Directions for this task: Report, word for word, every line of the material that contains "screenshot".

Dataset entries:
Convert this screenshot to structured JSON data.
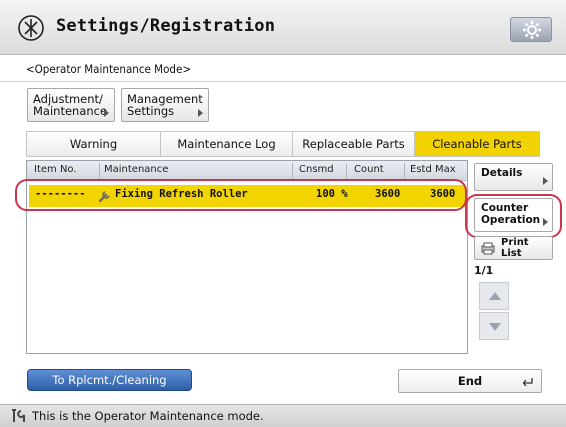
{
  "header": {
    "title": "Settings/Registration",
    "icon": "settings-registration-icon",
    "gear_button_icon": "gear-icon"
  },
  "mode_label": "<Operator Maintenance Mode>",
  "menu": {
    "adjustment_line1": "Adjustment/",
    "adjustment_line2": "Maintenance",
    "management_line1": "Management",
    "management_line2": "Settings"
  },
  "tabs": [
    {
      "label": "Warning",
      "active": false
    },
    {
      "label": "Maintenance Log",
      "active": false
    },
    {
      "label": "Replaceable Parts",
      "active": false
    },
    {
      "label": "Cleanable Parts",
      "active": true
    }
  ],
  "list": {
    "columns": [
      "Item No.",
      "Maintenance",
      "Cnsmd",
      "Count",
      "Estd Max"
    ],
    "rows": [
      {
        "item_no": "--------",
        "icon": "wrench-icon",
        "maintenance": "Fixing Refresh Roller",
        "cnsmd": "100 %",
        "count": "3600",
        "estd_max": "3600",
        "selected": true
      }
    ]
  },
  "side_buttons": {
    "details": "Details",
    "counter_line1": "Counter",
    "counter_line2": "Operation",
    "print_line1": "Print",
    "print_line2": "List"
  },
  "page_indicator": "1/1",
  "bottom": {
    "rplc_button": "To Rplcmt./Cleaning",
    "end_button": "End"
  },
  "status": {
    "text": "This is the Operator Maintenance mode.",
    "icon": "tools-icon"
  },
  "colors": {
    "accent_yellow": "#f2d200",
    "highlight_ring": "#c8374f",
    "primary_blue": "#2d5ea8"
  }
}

==

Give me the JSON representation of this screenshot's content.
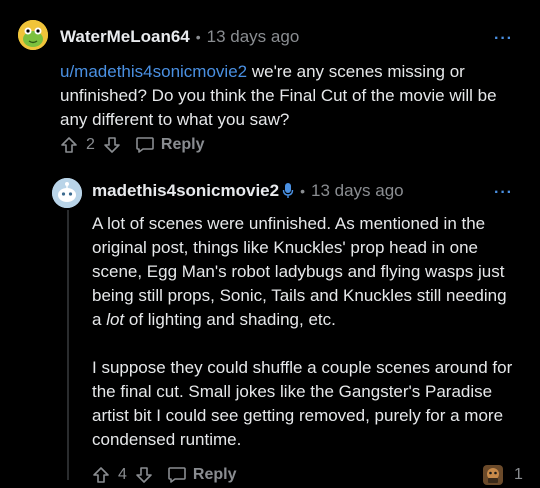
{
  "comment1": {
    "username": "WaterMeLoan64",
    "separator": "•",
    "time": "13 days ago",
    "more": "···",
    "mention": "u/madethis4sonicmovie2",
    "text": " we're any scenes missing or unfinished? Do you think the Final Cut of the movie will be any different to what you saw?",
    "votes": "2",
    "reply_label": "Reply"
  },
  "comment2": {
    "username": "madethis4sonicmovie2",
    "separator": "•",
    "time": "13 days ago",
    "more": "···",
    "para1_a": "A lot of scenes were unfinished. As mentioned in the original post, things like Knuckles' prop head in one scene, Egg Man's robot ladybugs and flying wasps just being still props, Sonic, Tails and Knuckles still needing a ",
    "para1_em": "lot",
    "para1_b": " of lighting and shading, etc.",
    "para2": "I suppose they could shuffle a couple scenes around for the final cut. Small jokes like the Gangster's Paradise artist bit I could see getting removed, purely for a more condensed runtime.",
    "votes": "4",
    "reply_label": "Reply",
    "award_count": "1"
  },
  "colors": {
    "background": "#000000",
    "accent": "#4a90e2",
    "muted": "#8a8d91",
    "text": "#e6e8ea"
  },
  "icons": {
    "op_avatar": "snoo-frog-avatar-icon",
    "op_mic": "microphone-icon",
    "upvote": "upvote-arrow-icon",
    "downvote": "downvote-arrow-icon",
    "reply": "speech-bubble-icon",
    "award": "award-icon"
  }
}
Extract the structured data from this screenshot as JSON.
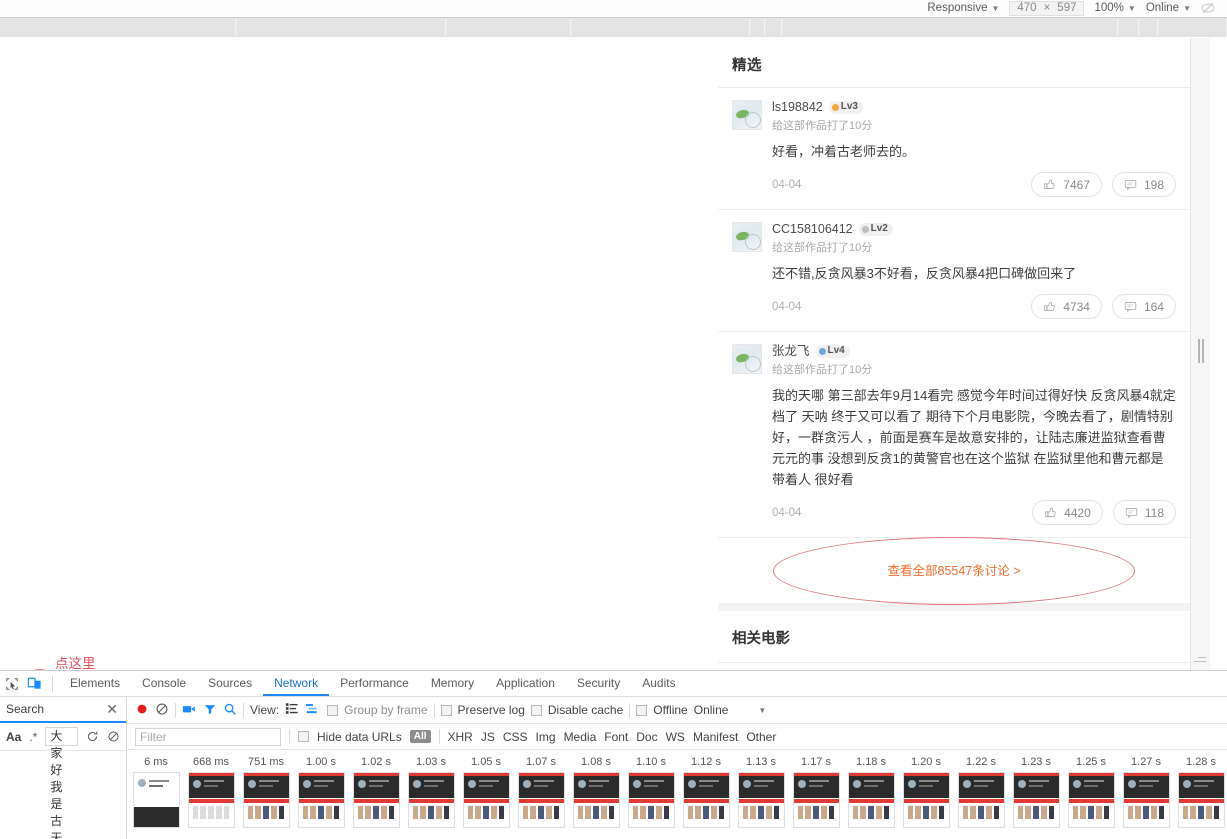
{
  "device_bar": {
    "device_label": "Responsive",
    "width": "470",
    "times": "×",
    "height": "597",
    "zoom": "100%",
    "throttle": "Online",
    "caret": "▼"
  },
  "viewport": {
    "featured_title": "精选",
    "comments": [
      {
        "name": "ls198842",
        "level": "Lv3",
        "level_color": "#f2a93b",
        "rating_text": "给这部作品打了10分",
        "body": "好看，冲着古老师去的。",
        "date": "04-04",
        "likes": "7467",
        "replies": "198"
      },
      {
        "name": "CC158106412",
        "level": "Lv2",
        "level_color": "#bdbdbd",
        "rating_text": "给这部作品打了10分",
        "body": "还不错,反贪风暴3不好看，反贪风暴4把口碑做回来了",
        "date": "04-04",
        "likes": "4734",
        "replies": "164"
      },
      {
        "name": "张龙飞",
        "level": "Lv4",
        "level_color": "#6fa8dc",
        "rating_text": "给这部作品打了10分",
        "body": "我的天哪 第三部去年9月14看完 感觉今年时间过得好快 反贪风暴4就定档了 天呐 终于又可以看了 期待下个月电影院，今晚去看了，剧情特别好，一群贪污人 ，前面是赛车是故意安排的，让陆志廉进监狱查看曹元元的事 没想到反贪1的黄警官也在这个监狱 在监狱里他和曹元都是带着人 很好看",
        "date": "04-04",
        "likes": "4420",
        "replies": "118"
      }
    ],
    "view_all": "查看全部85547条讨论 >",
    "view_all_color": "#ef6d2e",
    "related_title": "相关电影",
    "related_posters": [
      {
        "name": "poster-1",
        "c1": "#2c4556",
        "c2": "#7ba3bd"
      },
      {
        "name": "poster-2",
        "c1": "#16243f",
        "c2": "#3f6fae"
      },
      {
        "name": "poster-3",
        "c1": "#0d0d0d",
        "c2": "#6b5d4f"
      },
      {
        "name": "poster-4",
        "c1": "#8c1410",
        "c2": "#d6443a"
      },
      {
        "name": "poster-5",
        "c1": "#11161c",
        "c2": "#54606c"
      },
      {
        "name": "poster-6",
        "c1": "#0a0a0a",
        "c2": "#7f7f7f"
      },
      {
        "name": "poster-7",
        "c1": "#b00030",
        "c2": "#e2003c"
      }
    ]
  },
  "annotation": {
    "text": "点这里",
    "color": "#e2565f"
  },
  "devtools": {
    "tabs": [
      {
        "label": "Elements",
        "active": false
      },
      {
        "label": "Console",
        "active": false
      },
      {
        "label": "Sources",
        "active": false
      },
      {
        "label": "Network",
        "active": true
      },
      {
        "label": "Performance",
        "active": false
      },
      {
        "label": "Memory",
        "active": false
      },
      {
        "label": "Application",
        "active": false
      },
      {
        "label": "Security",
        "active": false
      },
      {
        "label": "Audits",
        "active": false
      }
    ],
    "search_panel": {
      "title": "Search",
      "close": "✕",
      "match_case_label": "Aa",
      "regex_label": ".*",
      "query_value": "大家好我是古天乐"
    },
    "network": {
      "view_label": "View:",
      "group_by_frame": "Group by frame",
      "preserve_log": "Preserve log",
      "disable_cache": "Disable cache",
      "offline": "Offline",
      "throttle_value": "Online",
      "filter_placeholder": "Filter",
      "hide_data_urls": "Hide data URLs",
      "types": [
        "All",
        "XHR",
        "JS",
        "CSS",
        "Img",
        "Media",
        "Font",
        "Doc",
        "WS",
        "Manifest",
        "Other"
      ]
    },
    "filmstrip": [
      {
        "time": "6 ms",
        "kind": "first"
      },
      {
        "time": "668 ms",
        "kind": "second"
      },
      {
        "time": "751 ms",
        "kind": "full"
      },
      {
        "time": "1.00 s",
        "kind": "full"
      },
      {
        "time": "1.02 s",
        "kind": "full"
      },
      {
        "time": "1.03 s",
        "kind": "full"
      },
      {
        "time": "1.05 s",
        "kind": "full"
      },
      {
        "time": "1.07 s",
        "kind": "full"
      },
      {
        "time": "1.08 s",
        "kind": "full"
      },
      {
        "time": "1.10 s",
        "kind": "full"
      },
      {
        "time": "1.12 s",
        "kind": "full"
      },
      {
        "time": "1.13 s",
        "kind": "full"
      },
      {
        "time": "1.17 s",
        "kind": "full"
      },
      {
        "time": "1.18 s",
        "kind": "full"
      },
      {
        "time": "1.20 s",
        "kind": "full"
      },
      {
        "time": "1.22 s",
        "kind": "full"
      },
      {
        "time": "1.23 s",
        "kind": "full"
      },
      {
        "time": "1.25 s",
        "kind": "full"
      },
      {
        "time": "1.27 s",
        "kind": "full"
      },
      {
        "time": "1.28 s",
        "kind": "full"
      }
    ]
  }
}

Result of this task:
Convert this screenshot to structured JSON data.
Give me the JSON representation of this screenshot's content.
Extract the structured data from this screenshot as JSON.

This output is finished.